• **ABOUT THIS TASK**:
Extend the news report below about the bomb-builder Louai Sakka by writing its next few paragraphs, starting after its final sentence.

• **TEXT SECTION**:
★ ★ ★ ★ ★

A Bomb-Builder, 'Out of the Shadows'
Monday, February 20, 2006
ANTALYA, Turkey -- Right up to the hot August night his apartment exploded, Louai Sakka's neighbors took him for a newlywed. The lanky Syrian was not seen much in the corridors of the high-rise residential complex where he lived in this sunny resort city, but he spent time nuzzling an attractive young brunette and sipping beer beside the pool.
His real identity began to emerge shortly after 3 a.m. on Aug. 4, when the windows of Apt. 1703 blew out, showering the parking lot with the contents of the kitchen and bits and pieces of the massive bomb Sakka had been painstakingly assembling in the living room. Sakka, who escaped the inferno only to be arrested two days later, turned out to be a senior operative for al Qaeda and intimately linked to major terrorist plots in Turkey, Jordan and Iraq, where he had worked beside Abu Musab Zarqawi, a longtime confederate.
He showed up in Antalya last summer with tens of thousands of dollars in cash and a face altered by plastic surgery. After his arrest, he told investigators he had planned to die steering a yacht laden with explosives into a cruise ship he believed was filled with U.S. soldiers and which was already approaching across the turquoise Mediterranean.
The attack, just 48 hours away when the chemicals ignited, was intended to crown a wide-ranging career in terrorism. Sakka played a role in the so-called millennium plot to attack hotels in Amman, Jordan, on Dec. 31, 1999. Turkish prosecutors also describe him as the planner of the 2003 truck bombings that killed 57 people in Istanbul, financed with $160,000 in al Qaeda funds.
Between attacks, according to his attorney, Sakka provided false passports and other means to help Islamic militants through the web of paths that U.S. military officials call rat lines. The routes crisscross Turkey to and from Afghanistan, Chechnya and, since 2003, Iraq, where Sakka traveled after the Istanbul bombings. Insurgents say Louai al-Turki, as he was known there, played a prominent role in major attacks on U.S. bases and commanded insurgent forces in Fallujah when it served as the militants' headquarters.
"He's been involved in this for 15 years," said the attorney, Osman Karahan.
The significance of Sakka, who was 32 at the time of his arrest, was slow to emerge. But he spoke at length to Turkish interrogators, admitting his role in past plots and describing Iraq as a training ground for terrorists comparable to Chechnya and Bosnia in the past, according to people who have read a summary of his statement. Sakka, who remains in a jail in Istanbul, declined to sign the account, however, on the advice of his controversial attorney.

★ ★ ★ ★ ★

• **PROVIDED DATA**:
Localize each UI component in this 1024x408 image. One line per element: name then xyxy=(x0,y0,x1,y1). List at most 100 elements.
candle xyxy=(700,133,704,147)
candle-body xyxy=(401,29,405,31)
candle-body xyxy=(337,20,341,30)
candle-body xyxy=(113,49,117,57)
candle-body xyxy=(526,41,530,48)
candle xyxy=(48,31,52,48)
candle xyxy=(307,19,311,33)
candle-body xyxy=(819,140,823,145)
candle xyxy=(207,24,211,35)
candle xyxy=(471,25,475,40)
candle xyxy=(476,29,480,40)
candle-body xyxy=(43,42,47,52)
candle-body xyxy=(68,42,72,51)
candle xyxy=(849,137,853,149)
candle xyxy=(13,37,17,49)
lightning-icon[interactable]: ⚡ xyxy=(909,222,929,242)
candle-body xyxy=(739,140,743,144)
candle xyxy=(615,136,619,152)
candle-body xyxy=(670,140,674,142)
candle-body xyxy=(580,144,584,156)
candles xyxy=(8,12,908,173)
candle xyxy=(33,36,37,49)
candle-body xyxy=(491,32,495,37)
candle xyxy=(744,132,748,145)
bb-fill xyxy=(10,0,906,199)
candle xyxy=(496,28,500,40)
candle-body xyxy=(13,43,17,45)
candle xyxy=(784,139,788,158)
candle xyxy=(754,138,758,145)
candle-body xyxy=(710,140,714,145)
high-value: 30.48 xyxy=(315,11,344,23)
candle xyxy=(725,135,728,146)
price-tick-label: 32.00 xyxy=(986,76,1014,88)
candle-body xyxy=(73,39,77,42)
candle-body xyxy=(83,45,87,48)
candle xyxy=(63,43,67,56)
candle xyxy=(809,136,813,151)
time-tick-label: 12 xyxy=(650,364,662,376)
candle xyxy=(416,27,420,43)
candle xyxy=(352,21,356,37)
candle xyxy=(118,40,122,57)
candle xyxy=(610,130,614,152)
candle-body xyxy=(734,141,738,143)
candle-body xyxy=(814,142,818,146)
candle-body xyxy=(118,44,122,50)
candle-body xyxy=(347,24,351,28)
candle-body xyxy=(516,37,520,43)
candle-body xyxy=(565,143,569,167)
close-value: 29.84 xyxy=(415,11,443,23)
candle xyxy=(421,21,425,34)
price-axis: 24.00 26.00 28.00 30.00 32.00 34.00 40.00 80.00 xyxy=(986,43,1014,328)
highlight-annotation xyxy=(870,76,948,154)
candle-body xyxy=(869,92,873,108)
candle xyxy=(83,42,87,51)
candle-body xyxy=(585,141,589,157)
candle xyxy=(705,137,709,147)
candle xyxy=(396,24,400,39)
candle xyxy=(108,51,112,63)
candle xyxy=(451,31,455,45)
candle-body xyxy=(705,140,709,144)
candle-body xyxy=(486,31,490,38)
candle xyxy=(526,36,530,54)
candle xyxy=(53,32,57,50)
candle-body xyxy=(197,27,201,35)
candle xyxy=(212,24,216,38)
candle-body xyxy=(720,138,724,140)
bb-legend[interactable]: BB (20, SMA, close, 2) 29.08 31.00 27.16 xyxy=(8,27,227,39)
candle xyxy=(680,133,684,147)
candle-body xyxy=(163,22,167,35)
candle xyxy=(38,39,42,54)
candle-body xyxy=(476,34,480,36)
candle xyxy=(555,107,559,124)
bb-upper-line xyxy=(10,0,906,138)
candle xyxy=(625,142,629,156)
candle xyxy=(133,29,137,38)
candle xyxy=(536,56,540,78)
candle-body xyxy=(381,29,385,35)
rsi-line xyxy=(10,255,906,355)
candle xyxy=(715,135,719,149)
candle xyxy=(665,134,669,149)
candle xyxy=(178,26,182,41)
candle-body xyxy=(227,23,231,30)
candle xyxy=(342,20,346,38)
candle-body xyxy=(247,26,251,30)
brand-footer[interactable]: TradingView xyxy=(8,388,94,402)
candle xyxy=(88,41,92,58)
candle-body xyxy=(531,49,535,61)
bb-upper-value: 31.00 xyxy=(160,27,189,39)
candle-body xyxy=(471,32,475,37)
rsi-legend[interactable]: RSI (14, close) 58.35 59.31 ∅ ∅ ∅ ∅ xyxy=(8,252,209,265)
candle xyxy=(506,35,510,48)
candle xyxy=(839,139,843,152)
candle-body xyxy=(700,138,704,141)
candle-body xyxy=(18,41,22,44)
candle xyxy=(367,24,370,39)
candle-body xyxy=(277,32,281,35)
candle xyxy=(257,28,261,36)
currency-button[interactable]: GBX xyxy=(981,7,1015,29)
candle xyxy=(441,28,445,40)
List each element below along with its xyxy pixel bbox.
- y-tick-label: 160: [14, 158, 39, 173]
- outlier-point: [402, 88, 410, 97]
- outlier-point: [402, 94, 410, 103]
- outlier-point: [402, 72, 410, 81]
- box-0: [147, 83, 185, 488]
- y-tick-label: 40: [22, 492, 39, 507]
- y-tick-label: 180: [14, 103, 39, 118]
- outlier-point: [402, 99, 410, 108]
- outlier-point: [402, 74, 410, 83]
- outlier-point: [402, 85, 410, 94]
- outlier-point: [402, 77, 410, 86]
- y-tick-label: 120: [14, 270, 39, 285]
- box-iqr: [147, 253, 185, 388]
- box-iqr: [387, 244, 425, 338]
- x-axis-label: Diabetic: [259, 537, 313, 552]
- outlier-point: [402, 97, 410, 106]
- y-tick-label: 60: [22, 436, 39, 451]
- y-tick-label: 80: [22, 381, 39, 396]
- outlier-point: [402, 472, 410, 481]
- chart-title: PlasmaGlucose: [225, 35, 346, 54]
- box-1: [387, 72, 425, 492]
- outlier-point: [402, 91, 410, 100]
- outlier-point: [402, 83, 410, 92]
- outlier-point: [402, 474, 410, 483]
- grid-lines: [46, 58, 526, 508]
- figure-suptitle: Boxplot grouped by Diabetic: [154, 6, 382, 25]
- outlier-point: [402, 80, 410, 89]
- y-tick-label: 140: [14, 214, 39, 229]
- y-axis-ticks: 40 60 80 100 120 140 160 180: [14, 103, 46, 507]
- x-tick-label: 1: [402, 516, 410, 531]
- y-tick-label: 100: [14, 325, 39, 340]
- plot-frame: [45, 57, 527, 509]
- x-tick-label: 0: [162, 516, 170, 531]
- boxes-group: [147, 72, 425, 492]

★ ★ ★ ★ ★

• **SOLVED PROBLEM**:
"Actually, he does not deny his past activities," said Karahan, who subscribes to the same militant vision of Islam as many of his clients. "We are people who work for justice, so we want to tell the truth. Things need to be taken out of the shadows." Investigators have pressed Sakka to provide evidence against Karahan.
The attorney's office candidly declares his beliefs. The waiting room features copies of Kaide magazine, the Turkish spelling of Qaeda, with ads announcing the martyrdom of Turkish volunteers in Iraq. Copies of a paperback titled "Virgins of Paradise: Eyes Like Fawns and Shining Skin" are on sale for $4. Every image of a human face, including the portrait on Karahan's diploma, is covered by a tab of paper. "Angels don't come where faces are pictured," Karahan explained.
The lawyer said he handles almost 80 percent of the criminal cases brought against Islamic militants in Turkey, a practice that increased sharply after Sept. 11, 2001, when Turkey began detaining large numbers of suspects at its borders. In 2000, he secured the release of Sakka's wife and three children, who were taken in an operation that narrowly missed Sakka.
"He called me on the phone from Holland," Karahan said. "He said he was in Istanbul a few days earlier but managed to escape."
Born in Aleppo, in Syria's north, the son of successful factory owner, Sakka forsook a "rich life" for the struggles of radical Islam, the attorney said. He said Sakka worked in Turkey starting in 1998, easing the passage of militants through a country that U.S. and Turkish authorities have long acknowledged is a major logistical hub for terrorists. Karahan said that included preparations for the Sept. 11 attacks, notably in Bursa, a city 60 miles south of Istanbul.